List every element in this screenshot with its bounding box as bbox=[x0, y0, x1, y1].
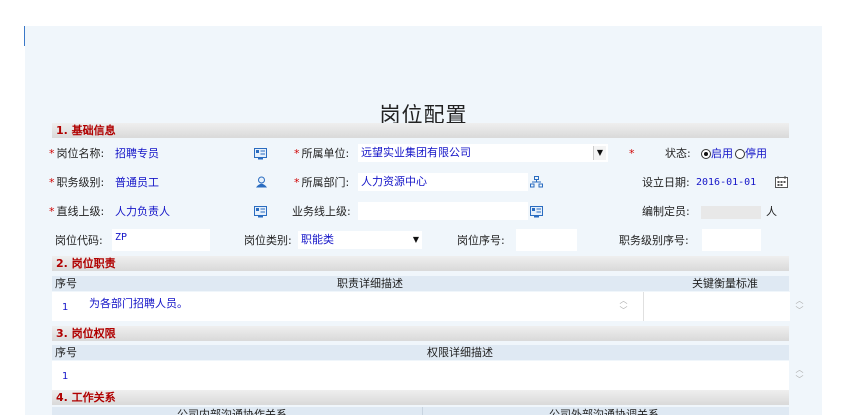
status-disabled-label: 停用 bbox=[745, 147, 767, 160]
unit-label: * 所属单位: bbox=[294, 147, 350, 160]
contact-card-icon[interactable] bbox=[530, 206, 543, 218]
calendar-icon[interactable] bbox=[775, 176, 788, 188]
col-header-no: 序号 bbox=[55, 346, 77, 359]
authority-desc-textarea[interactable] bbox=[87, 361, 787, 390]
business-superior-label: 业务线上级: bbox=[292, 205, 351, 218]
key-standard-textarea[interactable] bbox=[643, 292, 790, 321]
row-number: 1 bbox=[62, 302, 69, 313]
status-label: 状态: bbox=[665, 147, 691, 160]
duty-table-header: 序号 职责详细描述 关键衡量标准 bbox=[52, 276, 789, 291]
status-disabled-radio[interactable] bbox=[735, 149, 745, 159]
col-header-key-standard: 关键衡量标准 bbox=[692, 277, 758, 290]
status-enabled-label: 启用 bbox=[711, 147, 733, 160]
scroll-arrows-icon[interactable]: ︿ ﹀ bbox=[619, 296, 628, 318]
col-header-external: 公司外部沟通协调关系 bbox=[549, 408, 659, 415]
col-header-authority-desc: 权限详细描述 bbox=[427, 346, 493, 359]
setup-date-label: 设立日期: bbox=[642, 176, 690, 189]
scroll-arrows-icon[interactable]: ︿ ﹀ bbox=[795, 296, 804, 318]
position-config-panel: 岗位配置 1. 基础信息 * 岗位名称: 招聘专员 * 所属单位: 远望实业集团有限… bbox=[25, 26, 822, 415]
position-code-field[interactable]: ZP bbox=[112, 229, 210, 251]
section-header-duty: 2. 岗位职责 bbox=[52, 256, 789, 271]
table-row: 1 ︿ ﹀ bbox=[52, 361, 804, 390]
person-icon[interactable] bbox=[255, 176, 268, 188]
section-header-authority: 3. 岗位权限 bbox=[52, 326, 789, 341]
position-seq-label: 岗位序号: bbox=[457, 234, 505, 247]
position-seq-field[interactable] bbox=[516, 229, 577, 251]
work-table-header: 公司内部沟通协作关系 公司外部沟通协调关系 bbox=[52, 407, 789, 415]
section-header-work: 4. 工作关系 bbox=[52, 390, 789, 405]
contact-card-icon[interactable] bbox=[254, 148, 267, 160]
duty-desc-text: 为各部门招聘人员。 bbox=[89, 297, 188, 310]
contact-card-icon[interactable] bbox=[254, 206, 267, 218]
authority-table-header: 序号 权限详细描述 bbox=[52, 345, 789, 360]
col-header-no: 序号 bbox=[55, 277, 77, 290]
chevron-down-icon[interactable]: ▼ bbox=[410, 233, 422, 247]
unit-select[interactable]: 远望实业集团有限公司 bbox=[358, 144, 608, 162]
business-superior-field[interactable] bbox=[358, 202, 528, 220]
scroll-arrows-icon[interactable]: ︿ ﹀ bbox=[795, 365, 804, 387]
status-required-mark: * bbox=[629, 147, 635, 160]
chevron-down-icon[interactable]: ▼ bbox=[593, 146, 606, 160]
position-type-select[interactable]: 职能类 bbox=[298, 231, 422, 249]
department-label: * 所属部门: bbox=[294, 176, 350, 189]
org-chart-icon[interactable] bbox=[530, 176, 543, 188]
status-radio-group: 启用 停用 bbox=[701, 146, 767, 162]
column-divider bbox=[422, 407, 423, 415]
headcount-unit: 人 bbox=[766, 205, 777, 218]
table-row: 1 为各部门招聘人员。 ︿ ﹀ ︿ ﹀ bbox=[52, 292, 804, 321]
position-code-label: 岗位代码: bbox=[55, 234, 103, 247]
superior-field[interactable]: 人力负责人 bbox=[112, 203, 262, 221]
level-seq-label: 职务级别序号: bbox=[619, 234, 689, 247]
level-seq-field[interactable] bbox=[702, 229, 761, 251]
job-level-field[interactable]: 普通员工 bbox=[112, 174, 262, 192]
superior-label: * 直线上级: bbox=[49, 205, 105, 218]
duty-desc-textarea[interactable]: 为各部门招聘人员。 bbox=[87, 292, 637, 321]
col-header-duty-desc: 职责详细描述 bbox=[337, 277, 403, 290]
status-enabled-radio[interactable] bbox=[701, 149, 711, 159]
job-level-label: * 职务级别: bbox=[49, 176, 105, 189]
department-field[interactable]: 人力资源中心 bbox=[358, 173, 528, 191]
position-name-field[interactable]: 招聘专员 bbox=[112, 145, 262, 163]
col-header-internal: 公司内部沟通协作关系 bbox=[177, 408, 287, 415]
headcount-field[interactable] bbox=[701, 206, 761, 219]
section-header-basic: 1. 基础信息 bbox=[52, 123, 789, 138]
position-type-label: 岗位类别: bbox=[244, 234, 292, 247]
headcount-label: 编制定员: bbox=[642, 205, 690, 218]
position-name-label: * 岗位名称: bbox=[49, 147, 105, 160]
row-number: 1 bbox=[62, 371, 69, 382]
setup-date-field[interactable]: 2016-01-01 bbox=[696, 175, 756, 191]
...
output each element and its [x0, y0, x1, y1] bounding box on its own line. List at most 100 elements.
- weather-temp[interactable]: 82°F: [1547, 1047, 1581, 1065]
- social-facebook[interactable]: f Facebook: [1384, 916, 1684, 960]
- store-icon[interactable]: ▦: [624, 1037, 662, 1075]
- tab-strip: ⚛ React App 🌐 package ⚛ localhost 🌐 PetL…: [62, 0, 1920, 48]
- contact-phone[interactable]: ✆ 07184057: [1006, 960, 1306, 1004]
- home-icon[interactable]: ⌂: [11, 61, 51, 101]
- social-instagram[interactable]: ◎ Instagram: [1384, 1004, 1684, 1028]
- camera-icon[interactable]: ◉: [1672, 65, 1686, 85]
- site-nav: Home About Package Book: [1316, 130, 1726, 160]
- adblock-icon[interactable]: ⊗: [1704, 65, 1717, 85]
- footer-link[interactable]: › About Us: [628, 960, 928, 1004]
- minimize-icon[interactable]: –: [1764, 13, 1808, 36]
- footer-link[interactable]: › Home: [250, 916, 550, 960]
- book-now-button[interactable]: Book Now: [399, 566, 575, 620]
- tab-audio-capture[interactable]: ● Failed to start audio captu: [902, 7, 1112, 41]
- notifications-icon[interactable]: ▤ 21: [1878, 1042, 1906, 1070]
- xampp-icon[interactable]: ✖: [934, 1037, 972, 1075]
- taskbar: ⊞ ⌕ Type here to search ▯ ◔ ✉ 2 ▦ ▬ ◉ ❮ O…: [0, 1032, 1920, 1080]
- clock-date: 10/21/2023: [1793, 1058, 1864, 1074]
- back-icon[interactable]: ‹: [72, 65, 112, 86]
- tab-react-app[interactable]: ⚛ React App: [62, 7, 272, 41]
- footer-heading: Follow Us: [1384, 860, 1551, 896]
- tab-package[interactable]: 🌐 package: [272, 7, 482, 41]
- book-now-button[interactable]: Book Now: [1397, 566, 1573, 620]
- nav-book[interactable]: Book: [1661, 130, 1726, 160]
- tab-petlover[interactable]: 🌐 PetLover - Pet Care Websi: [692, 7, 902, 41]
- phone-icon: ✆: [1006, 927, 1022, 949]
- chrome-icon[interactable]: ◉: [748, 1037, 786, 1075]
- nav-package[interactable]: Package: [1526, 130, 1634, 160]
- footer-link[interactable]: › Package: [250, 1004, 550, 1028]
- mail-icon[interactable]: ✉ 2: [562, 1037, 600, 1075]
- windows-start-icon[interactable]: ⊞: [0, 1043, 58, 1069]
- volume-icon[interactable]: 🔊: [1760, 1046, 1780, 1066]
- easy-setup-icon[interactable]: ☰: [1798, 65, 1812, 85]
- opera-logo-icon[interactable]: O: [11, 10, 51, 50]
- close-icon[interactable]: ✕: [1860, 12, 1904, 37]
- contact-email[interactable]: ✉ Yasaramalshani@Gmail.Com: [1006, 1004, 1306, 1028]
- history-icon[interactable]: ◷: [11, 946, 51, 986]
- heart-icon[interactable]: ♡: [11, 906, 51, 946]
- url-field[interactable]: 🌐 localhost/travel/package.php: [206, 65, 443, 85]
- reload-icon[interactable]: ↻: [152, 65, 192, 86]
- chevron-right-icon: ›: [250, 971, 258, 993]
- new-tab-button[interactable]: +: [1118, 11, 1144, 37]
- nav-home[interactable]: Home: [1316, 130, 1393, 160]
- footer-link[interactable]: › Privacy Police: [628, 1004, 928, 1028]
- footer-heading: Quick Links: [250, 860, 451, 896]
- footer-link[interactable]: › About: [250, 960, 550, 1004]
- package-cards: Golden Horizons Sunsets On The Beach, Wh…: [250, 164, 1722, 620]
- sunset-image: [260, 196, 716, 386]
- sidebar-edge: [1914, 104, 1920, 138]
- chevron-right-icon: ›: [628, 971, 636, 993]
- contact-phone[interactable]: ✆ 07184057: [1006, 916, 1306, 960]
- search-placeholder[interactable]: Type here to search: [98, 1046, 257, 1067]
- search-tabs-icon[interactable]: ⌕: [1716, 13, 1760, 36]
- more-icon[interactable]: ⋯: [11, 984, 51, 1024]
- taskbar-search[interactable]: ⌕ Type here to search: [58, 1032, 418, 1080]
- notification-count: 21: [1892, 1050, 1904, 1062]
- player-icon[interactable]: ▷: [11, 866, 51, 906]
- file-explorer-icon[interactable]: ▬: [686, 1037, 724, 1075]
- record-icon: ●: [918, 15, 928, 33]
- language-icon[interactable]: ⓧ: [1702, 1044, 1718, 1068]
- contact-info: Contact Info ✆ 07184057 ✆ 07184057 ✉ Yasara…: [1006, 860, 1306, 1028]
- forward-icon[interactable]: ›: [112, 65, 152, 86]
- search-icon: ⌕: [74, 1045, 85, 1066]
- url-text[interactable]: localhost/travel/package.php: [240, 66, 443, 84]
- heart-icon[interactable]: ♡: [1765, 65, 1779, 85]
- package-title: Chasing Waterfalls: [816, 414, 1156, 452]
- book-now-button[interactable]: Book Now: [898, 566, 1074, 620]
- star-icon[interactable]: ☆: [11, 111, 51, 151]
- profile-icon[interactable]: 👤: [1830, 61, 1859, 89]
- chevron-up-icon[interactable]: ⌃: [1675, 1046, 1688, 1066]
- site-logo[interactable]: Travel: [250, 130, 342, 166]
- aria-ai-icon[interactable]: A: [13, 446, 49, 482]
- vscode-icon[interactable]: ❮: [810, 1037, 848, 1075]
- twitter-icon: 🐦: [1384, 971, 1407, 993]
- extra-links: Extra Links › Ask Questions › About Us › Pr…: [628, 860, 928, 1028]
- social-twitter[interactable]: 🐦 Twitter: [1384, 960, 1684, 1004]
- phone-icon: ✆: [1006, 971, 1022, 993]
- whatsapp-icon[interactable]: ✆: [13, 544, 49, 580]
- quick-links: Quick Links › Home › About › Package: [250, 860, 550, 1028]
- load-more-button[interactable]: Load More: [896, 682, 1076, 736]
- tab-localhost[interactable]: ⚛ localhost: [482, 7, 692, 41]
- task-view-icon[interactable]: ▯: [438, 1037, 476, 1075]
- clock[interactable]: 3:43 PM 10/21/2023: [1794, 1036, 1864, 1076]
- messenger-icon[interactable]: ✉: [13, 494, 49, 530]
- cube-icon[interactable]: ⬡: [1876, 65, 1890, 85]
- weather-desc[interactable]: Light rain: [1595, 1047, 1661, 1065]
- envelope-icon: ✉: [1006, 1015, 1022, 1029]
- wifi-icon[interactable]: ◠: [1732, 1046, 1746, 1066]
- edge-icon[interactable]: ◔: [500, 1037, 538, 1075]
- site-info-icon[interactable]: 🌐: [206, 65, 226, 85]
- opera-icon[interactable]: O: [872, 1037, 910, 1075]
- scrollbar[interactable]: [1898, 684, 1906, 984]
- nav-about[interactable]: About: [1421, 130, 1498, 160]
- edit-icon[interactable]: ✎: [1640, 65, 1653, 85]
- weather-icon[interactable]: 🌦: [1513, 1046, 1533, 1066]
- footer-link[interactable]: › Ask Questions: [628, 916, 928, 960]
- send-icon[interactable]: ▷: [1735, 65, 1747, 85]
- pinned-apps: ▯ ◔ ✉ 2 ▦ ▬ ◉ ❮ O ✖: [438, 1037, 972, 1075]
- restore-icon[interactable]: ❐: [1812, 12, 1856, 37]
* * *
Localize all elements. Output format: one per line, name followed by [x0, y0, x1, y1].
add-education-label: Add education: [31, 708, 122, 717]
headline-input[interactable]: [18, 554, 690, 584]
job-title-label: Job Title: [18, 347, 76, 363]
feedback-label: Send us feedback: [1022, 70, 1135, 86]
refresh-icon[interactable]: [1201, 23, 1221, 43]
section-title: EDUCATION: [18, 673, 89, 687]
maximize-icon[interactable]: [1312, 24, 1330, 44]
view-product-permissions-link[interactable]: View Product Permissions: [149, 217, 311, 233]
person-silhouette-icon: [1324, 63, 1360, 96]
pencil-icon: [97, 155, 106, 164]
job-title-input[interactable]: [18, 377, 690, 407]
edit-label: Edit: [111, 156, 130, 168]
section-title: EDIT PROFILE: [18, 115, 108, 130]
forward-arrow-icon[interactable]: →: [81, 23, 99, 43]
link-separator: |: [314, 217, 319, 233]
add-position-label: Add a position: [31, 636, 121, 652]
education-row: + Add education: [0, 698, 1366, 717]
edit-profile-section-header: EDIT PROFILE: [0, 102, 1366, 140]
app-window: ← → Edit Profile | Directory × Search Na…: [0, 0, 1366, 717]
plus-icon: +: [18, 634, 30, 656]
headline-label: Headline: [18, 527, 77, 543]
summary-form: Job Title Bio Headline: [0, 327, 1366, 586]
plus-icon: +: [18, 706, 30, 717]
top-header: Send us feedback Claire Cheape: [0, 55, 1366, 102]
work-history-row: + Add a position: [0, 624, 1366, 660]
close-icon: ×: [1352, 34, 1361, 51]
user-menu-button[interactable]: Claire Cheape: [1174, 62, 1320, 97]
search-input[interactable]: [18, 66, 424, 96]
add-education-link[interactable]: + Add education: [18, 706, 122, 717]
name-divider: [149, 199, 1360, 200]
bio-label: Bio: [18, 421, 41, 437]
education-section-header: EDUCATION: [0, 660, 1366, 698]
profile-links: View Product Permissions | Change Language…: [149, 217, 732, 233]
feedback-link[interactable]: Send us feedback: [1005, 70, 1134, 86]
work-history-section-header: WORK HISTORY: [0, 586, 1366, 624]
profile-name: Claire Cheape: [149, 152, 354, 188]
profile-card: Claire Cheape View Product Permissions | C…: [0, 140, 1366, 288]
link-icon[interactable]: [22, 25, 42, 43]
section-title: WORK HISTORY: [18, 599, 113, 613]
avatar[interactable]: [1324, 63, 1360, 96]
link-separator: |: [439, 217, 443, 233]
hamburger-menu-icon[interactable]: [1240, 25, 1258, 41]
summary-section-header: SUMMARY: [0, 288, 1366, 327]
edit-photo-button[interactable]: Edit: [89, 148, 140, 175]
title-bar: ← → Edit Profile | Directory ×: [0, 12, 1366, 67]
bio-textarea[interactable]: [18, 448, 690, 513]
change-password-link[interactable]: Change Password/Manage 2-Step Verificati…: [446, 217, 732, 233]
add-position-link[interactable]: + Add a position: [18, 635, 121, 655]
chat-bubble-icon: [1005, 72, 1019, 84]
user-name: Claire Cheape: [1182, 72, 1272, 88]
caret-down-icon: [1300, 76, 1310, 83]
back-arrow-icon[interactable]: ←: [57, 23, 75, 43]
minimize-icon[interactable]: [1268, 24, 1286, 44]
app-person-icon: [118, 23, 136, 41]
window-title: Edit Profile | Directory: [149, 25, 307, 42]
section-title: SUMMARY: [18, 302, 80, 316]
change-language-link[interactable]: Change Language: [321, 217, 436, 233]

EXERCISE AIM:
Can you convert the lines from the one containing "status-disabled-label: 停用 bbox=[745, 147, 767, 160]" through the one containing "duty-table-header: 序号 职责详细描述", both included, into a JSON list of strings with one string per line?

RESULT OF THE EXERCISE:
[
  "status-disabled-label: 停用 bbox=[745, 147, 767, 160]",
  "unit-label: * 所属单位: bbox=[294, 147, 350, 160]",
  "contact-card-icon[interactable] bbox=[530, 206, 543, 218]",
  "calendar-icon[interactable] bbox=[775, 176, 788, 188]",
  "col-header-no: 序号 bbox=[55, 346, 77, 359]",
  "authority-desc-textarea[interactable] bbox=[87, 361, 787, 390]",
  "business-superior-label: 业务线上级: bbox=[292, 205, 351, 218]",
  "key-standard-textarea[interactable] bbox=[643, 292, 790, 321]",
  "row-number: 1 bbox=[62, 302, 69, 313]",
  "status-label: 状态: bbox=[665, 147, 691, 160]",
  "duty-table-header: 序号 职责详细描述 关键衡量标准 bbox=[52, 276, 789, 291]"
]